▶ [EXERCISE BRIEF]: Give the number of lines in the data that hold the string "подпункта". Nothing else is needed.

▶ [TASK MATERIAL]:
►

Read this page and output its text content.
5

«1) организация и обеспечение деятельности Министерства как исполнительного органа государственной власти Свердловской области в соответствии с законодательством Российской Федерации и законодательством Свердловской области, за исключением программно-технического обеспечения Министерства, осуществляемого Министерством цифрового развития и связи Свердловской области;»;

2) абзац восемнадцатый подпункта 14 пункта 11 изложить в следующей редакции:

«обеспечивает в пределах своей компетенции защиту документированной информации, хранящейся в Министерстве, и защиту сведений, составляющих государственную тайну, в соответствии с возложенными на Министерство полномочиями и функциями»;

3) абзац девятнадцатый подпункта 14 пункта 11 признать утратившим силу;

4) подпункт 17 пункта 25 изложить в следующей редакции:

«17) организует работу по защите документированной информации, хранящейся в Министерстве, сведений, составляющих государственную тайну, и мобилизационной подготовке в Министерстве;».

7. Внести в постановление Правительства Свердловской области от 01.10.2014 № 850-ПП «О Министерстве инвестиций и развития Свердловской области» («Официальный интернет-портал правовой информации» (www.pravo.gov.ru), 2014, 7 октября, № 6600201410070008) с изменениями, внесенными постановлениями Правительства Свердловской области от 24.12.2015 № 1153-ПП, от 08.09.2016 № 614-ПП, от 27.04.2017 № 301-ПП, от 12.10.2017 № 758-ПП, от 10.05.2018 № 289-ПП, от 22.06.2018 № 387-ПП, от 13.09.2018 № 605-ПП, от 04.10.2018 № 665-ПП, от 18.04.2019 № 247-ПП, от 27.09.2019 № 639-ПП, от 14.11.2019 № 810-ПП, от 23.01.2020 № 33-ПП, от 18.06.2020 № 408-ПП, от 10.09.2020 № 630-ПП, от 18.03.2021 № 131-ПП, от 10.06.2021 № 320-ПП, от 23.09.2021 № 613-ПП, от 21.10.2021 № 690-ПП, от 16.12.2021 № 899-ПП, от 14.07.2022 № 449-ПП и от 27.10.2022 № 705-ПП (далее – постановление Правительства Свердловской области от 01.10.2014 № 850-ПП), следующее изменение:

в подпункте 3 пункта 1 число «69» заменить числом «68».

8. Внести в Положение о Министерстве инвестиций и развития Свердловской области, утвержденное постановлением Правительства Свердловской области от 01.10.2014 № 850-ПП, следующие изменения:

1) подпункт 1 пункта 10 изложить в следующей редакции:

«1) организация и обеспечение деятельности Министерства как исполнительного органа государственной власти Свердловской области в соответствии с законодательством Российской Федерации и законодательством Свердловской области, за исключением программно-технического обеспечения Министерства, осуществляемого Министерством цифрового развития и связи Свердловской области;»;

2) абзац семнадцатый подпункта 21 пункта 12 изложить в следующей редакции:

◄

▶ [RESULT]: 3